In theory quantum tunnelling applies to all objects and all barriers, but once objects get much larger than a few atoms the chances of tunnelling get very small. Since humans are trillions of times bigger than atoms, the chances of us tunnelling through barriers are vanishingly small.


Not long after Schrodinger developed his famous equation in the 1920s, Paul Dirac made a more accurate version that included the recently discovered principles of relativity. Dirac’s version of Schrodinger’s equation predicted the existence of particles that were a mirror image of electrons, and that if one of these particles and an electron were to come into contact they would destroy each other.

 At the time physicists thought this proved there was something wrong with Dirac’s equation, but in 1932 Carl Anderson discovered these ‘anti-electrons’ in experiments with ‘cosmic rays’- high energy photons that arrive at the earth from the Sun.

Since then, quantum theory has developed to suggest that every type of particle has a corresponding anti-particle, and physicists have managed to combine anti-electrons with anti-protons and anti-neutrons to form anti-atoms of anti-elements. It seems that the particles of anti-matter behave in exactly the same way as ordinary matter, except that matter and anti-matter annihilate each other.

When a particle and an anti-particle interact, they vanish, and their mass is converted into pure energy (in the form of very energetic photons). The exchange rate between mass and energy is huge- about a hundred thousand million million- so when even a tiny amount of mass is destroyed a huge amount of energy is released.

One of the many big mysteries in physics is why the universe seems to be made almost entirely of matter, with hardly any anti-matter.

The Uncertainty Principle

The Uncertainty Principle was first identified by a physicist called Heisenberg in the 1920s. It is a fundamental consequence of quantum theory which means that a particle's physical properties are never all fixed at the same time. If you measure one of them precisely you will just make another of them more uncertain.

[Work to do]:
(a) In the quantum physics passage, which physicist first identified the Uncertainty Principle?
(b) Write a continuation of the quantum physics passage, starting after its last sentence.

[Collected material]:
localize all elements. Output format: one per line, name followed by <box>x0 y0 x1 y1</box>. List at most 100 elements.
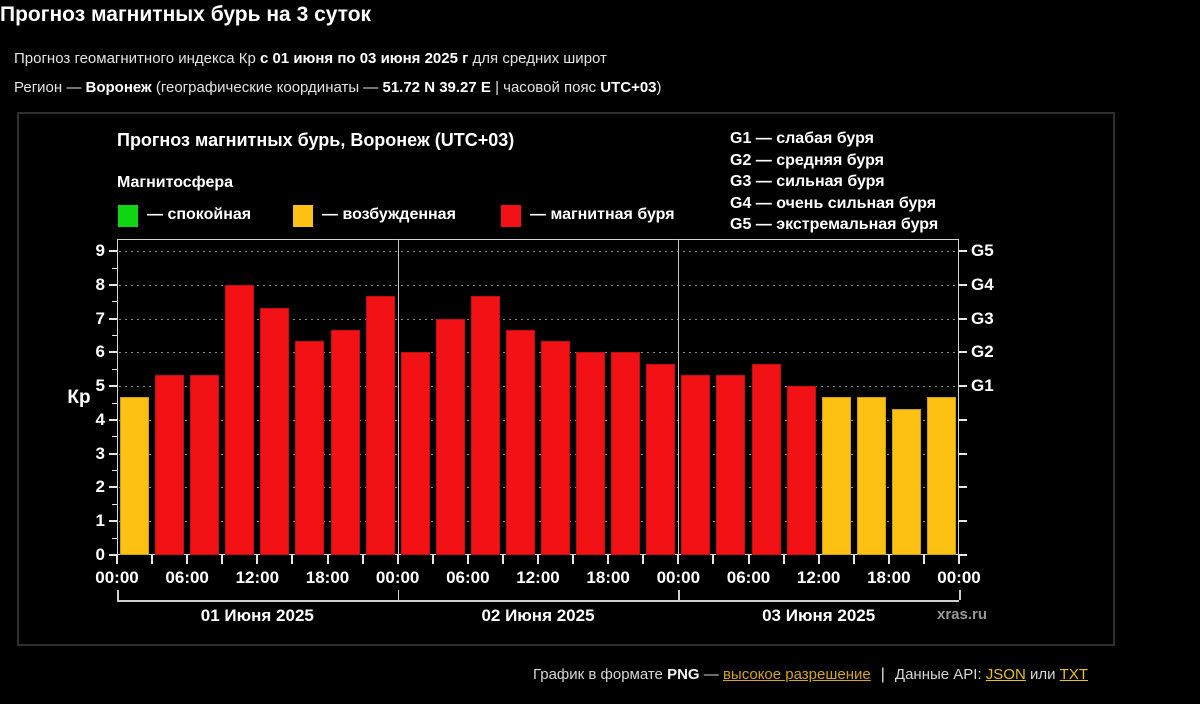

[Written responses]:
(a) Heisenberg, in the 1920s.

(b)
To understand this, remember that pure energy waves, which have an exact energy associated with them, are very spread out in space. This means that when a particle has an exact energy, its wave is one of the spread-out pure energy waves, which means that the particle could be anywhere within the spread-out wave.

Since a particle can be anywhere within its wave, for a particle to have a clear position, its wave must be a tall narrow ripple. The taller and narrower the single ripple becomes, the more precise is the particle's position.

You can make a tall narrow wave by combining portions of pure energy waves with different energies, but you need lots of them. In fact the more energy waves you add to the recipe, the narrower the ripple you can make with them. But that means you have no idea what energy the particle has when it has a narrow wave, because its narrow wave is made up of lots and lots and lots of small parts of different energy waves, each with a different energy.

The example we've just worked through explains why a particle can't have a well-defined energy and a well-defined position - it can have one or the other. The uncertainty principle applies to other combinations of physical properties too. In the language of quantum theory, when two properties can't be precisely held by a particle at the same time, they are said to 'not commute'.